Each record must be reproduced exactly as it is shown.

- _Data to use_
[START]

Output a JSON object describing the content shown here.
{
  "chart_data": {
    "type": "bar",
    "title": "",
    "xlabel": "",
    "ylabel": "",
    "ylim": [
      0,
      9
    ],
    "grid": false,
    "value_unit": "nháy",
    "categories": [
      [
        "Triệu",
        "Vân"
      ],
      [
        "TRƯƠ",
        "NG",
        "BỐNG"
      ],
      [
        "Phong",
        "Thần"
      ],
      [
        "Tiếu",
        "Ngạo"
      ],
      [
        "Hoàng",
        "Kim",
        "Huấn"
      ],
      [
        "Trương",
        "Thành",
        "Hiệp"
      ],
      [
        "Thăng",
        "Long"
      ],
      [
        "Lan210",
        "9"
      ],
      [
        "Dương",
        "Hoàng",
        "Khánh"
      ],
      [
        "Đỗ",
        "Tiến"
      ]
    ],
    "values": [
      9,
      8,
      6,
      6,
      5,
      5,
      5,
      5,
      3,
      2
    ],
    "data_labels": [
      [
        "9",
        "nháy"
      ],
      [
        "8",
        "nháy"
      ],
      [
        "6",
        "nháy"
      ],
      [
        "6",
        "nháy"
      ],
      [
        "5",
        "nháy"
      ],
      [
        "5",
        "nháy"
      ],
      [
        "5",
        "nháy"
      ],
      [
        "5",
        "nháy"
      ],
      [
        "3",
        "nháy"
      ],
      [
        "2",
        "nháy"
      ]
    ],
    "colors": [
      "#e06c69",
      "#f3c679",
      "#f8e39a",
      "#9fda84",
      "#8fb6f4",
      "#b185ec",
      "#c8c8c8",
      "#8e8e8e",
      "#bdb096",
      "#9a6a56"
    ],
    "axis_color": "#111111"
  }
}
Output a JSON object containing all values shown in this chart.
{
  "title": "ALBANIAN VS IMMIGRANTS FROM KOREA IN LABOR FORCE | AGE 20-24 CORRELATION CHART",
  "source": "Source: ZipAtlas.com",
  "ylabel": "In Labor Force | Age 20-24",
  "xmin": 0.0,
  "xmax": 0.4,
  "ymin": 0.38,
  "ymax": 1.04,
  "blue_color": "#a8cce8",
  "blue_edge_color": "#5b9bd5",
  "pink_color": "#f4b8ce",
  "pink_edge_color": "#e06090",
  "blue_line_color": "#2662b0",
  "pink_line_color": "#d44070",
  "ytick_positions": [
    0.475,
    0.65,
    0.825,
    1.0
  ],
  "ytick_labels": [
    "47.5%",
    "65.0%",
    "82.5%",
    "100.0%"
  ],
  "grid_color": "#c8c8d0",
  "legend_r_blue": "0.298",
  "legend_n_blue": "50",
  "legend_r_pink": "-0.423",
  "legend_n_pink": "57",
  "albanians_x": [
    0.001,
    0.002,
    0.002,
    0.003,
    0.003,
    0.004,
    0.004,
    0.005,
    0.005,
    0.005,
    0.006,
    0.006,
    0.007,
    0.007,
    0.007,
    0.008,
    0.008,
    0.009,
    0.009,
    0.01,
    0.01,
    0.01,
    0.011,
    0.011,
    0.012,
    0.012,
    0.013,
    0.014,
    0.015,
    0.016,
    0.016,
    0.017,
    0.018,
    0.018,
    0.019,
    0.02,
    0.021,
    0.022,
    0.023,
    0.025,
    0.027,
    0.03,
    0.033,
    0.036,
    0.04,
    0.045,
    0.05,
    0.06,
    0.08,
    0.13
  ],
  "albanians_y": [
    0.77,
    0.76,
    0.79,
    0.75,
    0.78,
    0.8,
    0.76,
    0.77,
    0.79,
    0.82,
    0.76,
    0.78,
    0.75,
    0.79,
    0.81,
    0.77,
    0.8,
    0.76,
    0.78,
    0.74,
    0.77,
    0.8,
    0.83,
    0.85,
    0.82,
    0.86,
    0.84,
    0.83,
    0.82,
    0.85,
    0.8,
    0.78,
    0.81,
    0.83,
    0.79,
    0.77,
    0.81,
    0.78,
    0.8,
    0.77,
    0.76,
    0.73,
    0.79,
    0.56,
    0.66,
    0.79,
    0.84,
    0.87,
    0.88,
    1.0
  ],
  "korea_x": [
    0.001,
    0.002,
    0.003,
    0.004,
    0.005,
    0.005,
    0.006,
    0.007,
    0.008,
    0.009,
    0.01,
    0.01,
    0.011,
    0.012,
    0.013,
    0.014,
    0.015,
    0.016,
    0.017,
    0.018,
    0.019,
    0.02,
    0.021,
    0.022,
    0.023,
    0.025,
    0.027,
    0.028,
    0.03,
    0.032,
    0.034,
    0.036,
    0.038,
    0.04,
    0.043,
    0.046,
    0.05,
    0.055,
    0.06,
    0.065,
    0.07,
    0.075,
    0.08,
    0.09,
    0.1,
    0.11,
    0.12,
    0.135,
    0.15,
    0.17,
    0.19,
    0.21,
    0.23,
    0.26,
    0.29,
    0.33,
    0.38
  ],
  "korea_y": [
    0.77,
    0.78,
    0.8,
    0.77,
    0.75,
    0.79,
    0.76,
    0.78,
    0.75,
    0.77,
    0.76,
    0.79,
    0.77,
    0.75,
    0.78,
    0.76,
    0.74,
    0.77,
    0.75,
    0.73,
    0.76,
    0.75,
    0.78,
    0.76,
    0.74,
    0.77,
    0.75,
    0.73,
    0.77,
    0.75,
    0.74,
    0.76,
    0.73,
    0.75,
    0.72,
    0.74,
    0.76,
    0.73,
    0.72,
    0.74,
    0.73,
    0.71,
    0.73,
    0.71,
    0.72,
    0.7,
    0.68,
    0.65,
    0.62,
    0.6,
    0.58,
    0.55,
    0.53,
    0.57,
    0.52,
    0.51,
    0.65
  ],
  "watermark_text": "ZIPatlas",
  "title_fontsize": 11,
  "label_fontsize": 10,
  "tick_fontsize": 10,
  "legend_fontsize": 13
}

[END]

- _Exercise solution_
Output a JSON object describing the content shown here.
{
  "chart_data": {
    "type": "bar",
    "title": "",
    "xlabel": "",
    "ylabel": "",
    "ylim": [
      0,
      9
    ],
    "grid": false,
    "value_unit": "nháy",
    "categories": [
      [
        "Triệu",
        "Vân"
      ],
      [
        "TRƯƠ",
        "NG",
        "BỐNG"
      ],
      [
        "Phong",
        "Thần"
      ],
      [
        "Tiếu",
        "Ngạo"
      ],
      [
        "Hoàng",
        "Kim",
        "Huấn"
      ],
      [
        "Trương",
        "Thành",
        "Hiệp"
      ],
      [
        "Thăng",
        "Long"
      ],
      [
        "Lan210",
        "9"
      ],
      [
        "Dương",
        "Hoàng",
        "Khánh"
      ],
      [
        "Đỗ",
        "Tiến"
      ]
    ],
    "values": [
      9,
      8,
      6,
      6,
      5,
      5,
      5,
      5,
      3,
      2
    ],
    "data_labels": [
      [
        "9",
        "nháy"
      ],
      [
        "8",
        "nháy"
      ],
      [
        "6",
        "nháy"
      ],
      [
        "6",
        "nháy"
      ],
      [
        "5",
        "nháy"
      ],
      [
        "5",
        "nháy"
      ],
      [
        "5",
        "nháy"
      ],
      [
        "5",
        "nháy"
      ],
      [
        "3",
        "nháy"
      ],
      [
        "2",
        "nháy"
      ]
    ],
    "colors": [
      "#e06c69",
      "#f3c679",
      "#f8e39a",
      "#9fda84",
      "#8fb6f4",
      "#b185ec",
      "#c8c8c8",
      "#8e8e8e",
      "#bdb096",
      "#9a6a56"
    ],
    "axis_color": "#111111"
  }
}
Output a JSON object containing all values shown in this chart.
{
  "title": "ALBANIAN VS IMMIGRANTS FROM KOREA IN LABOR FORCE | AGE 20-24 CORRELATION CHART",
  "source": "Source: ZipAtlas.com",
  "ylabel": "In Labor Force | Age 20-24",
  "xmin": 0.0,
  "xmax": 0.4,
  "ymin": 0.38,
  "ymax": 1.04,
  "blue_color": "#a8cce8",
  "blue_edge_color": "#5b9bd5",
  "pink_color": "#f4b8ce",
  "pink_edge_color": "#e06090",
  "blue_line_color": "#2662b0",
  "pink_line_color": "#d44070",
  "ytick_positions": [
    0.475,
    0.65,
    0.825,
    1.0
  ],
  "ytick_labels": [
    "47.5%",
    "65.0%",
    "82.5%",
    "100.0%"
  ],
  "grid_color": "#c8c8d0",
  "legend_r_blue": "0.298",
  "legend_n_blue": "50",
  "legend_r_pink": "-0.423",
  "legend_n_pink": "57",
  "albanians_x": [
    0.001,
    0.002,
    0.002,
    0.003,
    0.003,
    0.004,
    0.004,
    0.005,
    0.005,
    0.005,
    0.006,
    0.006,
    0.007,
    0.007,
    0.007,
    0.008,
    0.008,
    0.009,
    0.009,
    0.01,
    0.01,
    0.01,
    0.011,
    0.011,
    0.012,
    0.012,
    0.013,
    0.014,
    0.015,
    0.016,
    0.016,
    0.017,
    0.018,
    0.018,
    0.019,
    0.02,
    0.021,
    0.022,
    0.023,
    0.025,
    0.027,
    0.03,
    0.033,
    0.036,
    0.04,
    0.045,
    0.05,
    0.06,
    0.08,
    0.13
  ],
  "albanians_y": [
    0.77,
    0.76,
    0.79,
    0.75,
    0.78,
    0.8,
    0.76,
    0.77,
    0.79,
    0.82,
    0.76,
    0.78,
    0.75,
    0.79,
    0.81,
    0.77,
    0.8,
    0.76,
    0.78,
    0.74,
    0.77,
    0.8,
    0.83,
    0.85,
    0.82,
    0.86,
    0.84,
    0.83,
    0.82,
    0.85,
    0.8,
    0.78,
    0.81,
    0.83,
    0.79,
    0.77,
    0.81,
    0.78,
    0.8,
    0.77,
    0.76,
    0.73,
    0.79,
    0.56,
    0.66,
    0.79,
    0.84,
    0.87,
    0.88,
    1.0
  ],
  "korea_x": [
    0.001,
    0.002,
    0.003,
    0.004,
    0.005,
    0.005,
    0.006,
    0.007,
    0.008,
    0.009,
    0.01,
    0.01,
    0.011,
    0.012,
    0.013,
    0.014,
    0.015,
    0.016,
    0.017,
    0.018,
    0.019,
    0.02,
    0.021,
    0.022,
    0.023,
    0.025,
    0.027,
    0.028,
    0.03,
    0.032,
    0.034,
    0.036,
    0.038,
    0.04,
    0.043,
    0.046,
    0.05,
    0.055,
    0.06,
    0.065,
    0.07,
    0.075,
    0.08,
    0.09,
    0.1,
    0.11,
    0.12,
    0.135,
    0.15,
    0.17,
    0.19,
    0.21,
    0.23,
    0.26,
    0.29,
    0.33,
    0.38
  ],
  "korea_y": [
    0.77,
    0.78,
    0.8,
    0.77,
    0.75,
    0.79,
    0.76,
    0.78,
    0.75,
    0.77,
    0.76,
    0.79,
    0.77,
    0.75,
    0.78,
    0.76,
    0.74,
    0.77,
    0.75,
    0.73,
    0.76,
    0.75,
    0.78,
    0.76,
    0.74,
    0.77,
    0.75,
    0.73,
    0.77,
    0.75,
    0.74,
    0.76,
    0.73,
    0.75,
    0.72,
    0.74,
    0.76,
    0.73,
    0.72,
    0.74,
    0.73,
    0.71,
    0.73,
    0.71,
    0.72,
    0.7,
    0.68,
    0.65,
    0.62,
    0.6,
    0.58,
    0.55,
    0.53,
    0.57,
    0.52,
    0.51,
    0.65
  ],
  "watermark_text": "ZIPatlas",
  "title_fontsize": 11,
  "label_fontsize": 10,
  "tick_fontsize": 10,
  "legend_fontsize": 13
}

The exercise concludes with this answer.